--- Start of INFORMATION SHOWN ---
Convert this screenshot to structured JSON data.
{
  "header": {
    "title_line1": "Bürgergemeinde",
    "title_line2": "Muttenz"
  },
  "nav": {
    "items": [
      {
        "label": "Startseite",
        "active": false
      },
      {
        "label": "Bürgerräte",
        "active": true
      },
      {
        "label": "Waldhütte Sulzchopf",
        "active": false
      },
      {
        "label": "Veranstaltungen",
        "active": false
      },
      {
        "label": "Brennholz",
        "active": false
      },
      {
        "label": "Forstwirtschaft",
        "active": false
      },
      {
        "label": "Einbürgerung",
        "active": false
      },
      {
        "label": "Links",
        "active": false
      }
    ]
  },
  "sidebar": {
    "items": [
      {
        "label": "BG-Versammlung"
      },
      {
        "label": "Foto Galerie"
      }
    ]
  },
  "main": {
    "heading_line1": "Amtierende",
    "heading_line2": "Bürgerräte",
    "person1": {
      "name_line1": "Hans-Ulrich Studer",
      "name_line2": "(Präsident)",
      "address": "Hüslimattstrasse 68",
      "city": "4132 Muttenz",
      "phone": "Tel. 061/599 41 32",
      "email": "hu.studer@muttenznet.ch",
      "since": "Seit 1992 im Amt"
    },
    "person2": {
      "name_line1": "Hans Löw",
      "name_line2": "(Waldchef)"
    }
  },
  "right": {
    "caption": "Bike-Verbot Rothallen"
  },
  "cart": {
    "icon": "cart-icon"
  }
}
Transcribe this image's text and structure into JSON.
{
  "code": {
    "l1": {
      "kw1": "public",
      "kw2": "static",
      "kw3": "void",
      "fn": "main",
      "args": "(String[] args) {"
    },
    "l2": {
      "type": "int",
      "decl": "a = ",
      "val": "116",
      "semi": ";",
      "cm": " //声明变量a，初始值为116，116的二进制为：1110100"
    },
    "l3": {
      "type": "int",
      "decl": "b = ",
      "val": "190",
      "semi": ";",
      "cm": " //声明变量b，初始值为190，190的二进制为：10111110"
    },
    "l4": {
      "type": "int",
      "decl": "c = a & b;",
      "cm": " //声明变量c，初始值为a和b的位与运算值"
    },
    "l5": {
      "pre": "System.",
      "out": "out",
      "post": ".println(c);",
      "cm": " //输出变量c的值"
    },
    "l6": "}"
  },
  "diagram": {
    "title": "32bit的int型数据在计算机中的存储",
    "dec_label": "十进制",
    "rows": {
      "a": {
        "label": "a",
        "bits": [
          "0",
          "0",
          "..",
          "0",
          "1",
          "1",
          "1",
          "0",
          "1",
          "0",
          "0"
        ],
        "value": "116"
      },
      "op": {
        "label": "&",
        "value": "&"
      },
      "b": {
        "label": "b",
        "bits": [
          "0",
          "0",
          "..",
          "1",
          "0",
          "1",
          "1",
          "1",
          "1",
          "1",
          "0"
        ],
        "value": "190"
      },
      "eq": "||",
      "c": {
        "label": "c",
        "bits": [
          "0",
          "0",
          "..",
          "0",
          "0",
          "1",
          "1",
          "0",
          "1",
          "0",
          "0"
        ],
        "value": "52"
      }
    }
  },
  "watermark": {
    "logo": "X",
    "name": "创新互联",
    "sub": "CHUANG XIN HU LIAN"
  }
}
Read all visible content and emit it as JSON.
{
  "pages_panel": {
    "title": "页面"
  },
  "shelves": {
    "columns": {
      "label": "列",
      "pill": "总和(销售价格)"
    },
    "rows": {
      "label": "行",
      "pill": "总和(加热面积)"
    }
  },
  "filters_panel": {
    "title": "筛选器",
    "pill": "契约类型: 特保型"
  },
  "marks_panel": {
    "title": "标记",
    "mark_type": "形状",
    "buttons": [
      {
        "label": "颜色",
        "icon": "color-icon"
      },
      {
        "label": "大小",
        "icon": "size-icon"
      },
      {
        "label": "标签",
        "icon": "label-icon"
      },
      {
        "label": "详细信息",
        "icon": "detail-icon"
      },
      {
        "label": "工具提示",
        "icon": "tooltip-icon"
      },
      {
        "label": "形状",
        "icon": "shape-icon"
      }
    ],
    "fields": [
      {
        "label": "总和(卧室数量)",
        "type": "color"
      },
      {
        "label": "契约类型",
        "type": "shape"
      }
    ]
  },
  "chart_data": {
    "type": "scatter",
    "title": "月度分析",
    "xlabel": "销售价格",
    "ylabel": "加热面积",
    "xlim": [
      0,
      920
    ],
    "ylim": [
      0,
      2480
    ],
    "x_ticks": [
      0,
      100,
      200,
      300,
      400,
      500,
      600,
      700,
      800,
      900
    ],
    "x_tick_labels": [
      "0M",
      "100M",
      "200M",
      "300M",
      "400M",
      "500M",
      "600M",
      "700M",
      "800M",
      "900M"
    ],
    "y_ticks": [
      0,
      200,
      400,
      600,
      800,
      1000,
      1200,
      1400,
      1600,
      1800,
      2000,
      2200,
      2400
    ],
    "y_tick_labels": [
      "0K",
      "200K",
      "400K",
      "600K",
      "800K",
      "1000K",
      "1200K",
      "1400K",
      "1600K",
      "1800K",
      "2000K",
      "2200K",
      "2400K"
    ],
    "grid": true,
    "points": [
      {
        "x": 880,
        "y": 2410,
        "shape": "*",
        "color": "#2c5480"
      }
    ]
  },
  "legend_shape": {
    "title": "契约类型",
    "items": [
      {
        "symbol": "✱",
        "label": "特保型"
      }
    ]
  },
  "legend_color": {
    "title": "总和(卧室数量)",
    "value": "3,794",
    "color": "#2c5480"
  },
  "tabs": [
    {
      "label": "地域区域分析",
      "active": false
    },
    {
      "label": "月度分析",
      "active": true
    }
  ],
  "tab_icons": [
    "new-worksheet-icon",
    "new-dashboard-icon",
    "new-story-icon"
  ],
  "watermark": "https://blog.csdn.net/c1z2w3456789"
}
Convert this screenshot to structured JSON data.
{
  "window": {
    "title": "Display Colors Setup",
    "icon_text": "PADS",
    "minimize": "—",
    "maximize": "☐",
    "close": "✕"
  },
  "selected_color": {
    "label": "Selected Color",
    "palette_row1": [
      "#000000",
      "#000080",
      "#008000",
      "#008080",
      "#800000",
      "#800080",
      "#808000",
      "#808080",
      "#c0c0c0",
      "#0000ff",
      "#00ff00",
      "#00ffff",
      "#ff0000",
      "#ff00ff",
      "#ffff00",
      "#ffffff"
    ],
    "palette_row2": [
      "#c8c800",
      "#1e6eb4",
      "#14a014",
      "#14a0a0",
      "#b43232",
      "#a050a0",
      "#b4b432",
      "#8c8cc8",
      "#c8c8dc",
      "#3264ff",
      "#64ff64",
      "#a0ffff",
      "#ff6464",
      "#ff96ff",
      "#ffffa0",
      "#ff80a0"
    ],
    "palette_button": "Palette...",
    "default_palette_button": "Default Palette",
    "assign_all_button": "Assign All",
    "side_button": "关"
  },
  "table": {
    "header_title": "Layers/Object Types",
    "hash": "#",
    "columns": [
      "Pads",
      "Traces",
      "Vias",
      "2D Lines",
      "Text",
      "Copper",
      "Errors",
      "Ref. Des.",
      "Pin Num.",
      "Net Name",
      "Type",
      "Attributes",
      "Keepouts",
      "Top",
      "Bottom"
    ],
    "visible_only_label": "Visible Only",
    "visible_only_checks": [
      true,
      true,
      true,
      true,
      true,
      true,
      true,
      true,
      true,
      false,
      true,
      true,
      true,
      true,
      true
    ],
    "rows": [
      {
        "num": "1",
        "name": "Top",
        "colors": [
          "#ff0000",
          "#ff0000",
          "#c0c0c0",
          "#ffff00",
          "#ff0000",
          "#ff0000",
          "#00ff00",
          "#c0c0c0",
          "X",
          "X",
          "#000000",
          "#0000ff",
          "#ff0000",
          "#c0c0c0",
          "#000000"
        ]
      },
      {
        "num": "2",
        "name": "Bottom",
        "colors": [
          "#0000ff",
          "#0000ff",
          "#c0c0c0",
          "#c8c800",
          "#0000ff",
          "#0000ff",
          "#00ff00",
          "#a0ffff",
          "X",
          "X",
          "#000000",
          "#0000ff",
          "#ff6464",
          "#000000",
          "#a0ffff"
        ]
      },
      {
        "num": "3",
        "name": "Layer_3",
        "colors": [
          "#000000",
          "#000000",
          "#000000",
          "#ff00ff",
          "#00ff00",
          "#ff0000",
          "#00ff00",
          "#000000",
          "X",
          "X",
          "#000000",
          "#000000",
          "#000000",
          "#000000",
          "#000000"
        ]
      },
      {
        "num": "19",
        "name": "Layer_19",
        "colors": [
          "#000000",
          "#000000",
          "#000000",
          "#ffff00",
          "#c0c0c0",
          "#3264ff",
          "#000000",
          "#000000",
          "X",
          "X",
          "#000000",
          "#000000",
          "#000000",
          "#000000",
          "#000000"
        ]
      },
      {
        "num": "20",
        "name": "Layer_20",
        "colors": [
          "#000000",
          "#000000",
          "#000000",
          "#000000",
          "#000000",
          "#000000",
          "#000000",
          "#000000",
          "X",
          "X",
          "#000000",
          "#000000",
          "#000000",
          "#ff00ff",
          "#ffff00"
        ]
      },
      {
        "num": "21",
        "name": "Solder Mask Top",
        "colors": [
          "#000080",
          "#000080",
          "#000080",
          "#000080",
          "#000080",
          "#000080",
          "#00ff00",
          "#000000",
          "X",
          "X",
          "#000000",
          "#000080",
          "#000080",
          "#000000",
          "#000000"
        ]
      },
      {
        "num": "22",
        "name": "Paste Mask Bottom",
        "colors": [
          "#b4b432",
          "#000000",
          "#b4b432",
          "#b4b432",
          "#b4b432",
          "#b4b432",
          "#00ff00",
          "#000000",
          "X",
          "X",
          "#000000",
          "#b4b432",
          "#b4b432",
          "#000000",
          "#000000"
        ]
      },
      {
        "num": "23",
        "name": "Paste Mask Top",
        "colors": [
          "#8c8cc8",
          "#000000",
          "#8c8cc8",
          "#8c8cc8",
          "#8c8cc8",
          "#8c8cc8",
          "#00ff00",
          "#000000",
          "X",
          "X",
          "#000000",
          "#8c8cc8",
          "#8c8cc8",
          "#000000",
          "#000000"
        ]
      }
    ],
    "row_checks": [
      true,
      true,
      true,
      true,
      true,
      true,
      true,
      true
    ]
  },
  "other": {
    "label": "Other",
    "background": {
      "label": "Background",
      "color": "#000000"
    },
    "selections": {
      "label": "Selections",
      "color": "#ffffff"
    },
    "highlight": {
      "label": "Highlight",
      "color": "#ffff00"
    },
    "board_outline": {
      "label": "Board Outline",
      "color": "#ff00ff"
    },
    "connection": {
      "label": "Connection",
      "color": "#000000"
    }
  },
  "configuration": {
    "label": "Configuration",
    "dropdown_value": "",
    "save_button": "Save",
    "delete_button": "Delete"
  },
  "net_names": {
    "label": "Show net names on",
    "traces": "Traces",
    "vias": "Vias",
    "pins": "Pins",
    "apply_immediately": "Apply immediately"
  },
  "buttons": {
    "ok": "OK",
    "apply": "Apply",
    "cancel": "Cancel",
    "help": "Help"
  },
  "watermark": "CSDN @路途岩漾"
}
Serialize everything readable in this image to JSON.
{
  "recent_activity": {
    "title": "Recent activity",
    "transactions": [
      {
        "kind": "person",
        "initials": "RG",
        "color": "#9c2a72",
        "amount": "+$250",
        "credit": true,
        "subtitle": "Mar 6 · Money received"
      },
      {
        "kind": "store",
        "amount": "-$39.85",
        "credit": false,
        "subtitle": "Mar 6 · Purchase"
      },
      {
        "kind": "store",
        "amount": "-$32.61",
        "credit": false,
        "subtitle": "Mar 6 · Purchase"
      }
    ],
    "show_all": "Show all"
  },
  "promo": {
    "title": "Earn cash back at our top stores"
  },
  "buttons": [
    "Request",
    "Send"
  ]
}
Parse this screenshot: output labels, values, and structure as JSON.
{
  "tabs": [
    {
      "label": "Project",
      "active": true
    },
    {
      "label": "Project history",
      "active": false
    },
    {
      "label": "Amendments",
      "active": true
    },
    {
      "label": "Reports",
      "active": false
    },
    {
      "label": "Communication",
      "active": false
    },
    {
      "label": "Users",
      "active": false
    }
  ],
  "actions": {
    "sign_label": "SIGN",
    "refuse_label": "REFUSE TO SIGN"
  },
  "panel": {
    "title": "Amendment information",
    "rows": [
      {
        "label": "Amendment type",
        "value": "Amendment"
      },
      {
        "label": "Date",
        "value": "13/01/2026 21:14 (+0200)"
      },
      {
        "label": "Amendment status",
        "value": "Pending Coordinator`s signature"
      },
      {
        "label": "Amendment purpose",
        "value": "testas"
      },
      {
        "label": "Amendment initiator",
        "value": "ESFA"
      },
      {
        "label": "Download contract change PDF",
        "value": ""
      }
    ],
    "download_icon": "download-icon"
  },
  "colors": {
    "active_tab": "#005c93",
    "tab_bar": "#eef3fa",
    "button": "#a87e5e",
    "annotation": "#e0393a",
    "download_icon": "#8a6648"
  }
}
--- End of INFORMATION SHOWN ---
WRITTEN REQUEST: Report only the number of lines in the records that include the word "JSON".

ANSWER IN FULL: 6